▶ **GIVEN EXERCISE**
Each entry should be quoted word for word, including every mark of punctuation.

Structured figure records

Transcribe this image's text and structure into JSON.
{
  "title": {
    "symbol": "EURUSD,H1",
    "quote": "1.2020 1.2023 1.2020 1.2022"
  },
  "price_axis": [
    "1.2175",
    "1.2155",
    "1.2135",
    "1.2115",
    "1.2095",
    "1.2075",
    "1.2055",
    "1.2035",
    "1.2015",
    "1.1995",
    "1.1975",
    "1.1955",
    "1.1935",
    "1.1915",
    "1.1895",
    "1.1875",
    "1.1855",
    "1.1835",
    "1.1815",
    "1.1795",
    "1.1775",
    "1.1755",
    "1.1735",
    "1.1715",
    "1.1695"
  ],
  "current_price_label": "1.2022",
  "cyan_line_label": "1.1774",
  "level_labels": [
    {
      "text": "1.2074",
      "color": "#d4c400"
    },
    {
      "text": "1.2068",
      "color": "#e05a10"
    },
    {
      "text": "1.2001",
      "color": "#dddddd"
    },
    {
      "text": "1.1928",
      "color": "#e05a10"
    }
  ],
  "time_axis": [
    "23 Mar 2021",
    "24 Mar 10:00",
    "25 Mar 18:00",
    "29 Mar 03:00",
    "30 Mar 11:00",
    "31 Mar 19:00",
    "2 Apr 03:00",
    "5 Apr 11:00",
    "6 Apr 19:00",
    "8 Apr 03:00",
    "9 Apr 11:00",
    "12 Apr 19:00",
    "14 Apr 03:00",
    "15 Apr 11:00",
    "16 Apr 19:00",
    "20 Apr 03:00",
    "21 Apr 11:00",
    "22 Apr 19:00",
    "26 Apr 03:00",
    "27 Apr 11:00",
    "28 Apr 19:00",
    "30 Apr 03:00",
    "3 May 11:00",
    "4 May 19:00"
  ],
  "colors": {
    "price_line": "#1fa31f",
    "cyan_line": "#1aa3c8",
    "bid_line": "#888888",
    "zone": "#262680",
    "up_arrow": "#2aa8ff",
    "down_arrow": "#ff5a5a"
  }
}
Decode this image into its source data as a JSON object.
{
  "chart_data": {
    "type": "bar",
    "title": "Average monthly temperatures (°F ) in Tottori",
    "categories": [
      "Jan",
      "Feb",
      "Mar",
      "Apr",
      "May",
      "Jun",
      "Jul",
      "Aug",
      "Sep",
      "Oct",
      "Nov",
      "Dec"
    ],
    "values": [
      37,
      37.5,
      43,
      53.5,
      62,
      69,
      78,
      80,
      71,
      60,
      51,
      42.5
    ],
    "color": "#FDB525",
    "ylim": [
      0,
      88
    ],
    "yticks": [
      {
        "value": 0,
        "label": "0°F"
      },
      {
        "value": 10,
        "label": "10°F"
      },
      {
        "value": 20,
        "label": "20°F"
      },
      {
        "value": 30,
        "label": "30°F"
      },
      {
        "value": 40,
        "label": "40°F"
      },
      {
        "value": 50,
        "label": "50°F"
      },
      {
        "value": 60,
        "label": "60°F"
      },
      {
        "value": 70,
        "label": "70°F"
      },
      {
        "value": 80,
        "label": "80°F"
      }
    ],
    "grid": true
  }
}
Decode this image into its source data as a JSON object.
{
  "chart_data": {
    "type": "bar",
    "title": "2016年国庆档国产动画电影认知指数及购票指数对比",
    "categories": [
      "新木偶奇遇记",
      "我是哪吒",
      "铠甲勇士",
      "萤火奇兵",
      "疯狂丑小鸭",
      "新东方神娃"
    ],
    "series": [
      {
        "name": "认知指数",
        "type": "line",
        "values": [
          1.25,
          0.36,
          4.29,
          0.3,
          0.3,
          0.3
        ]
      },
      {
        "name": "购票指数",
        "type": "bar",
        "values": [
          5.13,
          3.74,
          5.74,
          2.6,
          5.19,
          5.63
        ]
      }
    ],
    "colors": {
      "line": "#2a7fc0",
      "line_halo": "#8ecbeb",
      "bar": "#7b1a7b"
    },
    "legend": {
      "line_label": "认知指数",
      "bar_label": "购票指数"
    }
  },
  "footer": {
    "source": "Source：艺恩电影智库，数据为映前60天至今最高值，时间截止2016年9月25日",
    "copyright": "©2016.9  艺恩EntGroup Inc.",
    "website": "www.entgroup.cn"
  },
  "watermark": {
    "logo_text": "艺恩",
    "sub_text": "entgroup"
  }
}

▶ **THE SOLUTION**
Transcribe this image's text and structure into JSON.
{
  "title": {
    "symbol": "EURUSD,H1",
    "quote": "1.2020 1.2023 1.2020 1.2022"
  },
  "price_axis": [
    "1.2175",
    "1.2155",
    "1.2135",
    "1.2115",
    "1.2095",
    "1.2075",
    "1.2055",
    "1.2035",
    "1.2015",
    "1.1995",
    "1.1975",
    "1.1955",
    "1.1935",
    "1.1915",
    "1.1895",
    "1.1875",
    "1.1855",
    "1.1835",
    "1.1815",
    "1.1795",
    "1.1775",
    "1.1755",
    "1.1735",
    "1.1715",
    "1.1695"
  ],
  "current_price_label": "1.2022",
  "cyan_line_label": "1.1774",
  "level_labels": [
    {
      "text": "1.2074",
      "color": "#d4c400"
    },
    {
      "text": "1.2068",
      "color": "#e05a10"
    },
    {
      "text": "1.2001",
      "color": "#dddddd"
    },
    {
      "text": "1.1928",
      "color": "#e05a10"
    }
  ],
  "time_axis": [
    "23 Mar 2021",
    "24 Mar 10:00",
    "25 Mar 18:00",
    "29 Mar 03:00",
    "30 Mar 11:00",
    "31 Mar 19:00",
    "2 Apr 03:00",
    "5 Apr 11:00",
    "6 Apr 19:00",
    "8 Apr 03:00",
    "9 Apr 11:00",
    "12 Apr 19:00",
    "14 Apr 03:00",
    "15 Apr 11:00",
    "16 Apr 19:00",
    "20 Apr 03:00",
    "21 Apr 11:00",
    "22 Apr 19:00",
    "26 Apr 03:00",
    "27 Apr 11:00",
    "28 Apr 19:00",
    "30 Apr 03:00",
    "3 May 11:00",
    "4 May 19:00"
  ],
  "colors": {
    "price_line": "#1fa31f",
    "cyan_line": "#1aa3c8",
    "bid_line": "#888888",
    "zone": "#262680",
    "up_arrow": "#2aa8ff",
    "down_arrow": "#ff5a5a"
  }
}
Decode this image into its source data as a JSON object.
{
  "chart_data": {
    "type": "bar",
    "title": "Average monthly temperatures (°F ) in Tottori",
    "categories": [
      "Jan",
      "Feb",
      "Mar",
      "Apr",
      "May",
      "Jun",
      "Jul",
      "Aug",
      "Sep",
      "Oct",
      "Nov",
      "Dec"
    ],
    "values": [
      37,
      37.5,
      43,
      53.5,
      62,
      69,
      78,
      80,
      71,
      60,
      51,
      42.5
    ],
    "color": "#FDB525",
    "ylim": [
      0,
      88
    ],
    "yticks": [
      {
        "value": 0,
        "label": "0°F"
      },
      {
        "value": 10,
        "label": "10°F"
      },
      {
        "value": 20,
        "label": "20°F"
      },
      {
        "value": 30,
        "label": "30°F"
      },
      {
        "value": 40,
        "label": "40°F"
      },
      {
        "value": 50,
        "label": "50°F"
      },
      {
        "value": 60,
        "label": "60°F"
      },
      {
        "value": 70,
        "label": "70°F"
      },
      {
        "value": 80,
        "label": "80°F"
      }
    ],
    "grid": true
  }
}
Decode this image into its source data as a JSON object.
{
  "chart_data": {
    "type": "bar",
    "title": "2016年国庆档国产动画电影认知指数及购票指数对比",
    "categories": [
      "新木偶奇遇记",
      "我是哪吒",
      "铠甲勇士",
      "萤火奇兵",
      "疯狂丑小鸭",
      "新东方神娃"
    ],
    "series": [
      {
        "name": "认知指数",
        "type": "line",
        "values": [
          1.25,
          0.36,
          4.29,
          0.3,
          0.3,
          0.3
        ]
      },
      {
        "name": "购票指数",
        "type": "bar",
        "values": [
          5.13,
          3.74,
          5.74,
          2.6,
          5.19,
          5.63
        ]
      }
    ],
    "colors": {
      "line": "#2a7fc0",
      "line_halo": "#8ecbeb",
      "bar": "#7b1a7b"
    },
    "legend": {
      "line_label": "认知指数",
      "bar_label": "购票指数"
    }
  },
  "footer": {
    "source": "Source：艺恩电影智库，数据为映前60天至今最高值，时间截止2016年9月25日",
    "copyright": "©2016.9  艺恩EntGroup Inc.",
    "website": "www.entgroup.cn"
  },
  "watermark": {
    "logo_text": "艺恩",
    "sub_text": "entgroup"
  }
}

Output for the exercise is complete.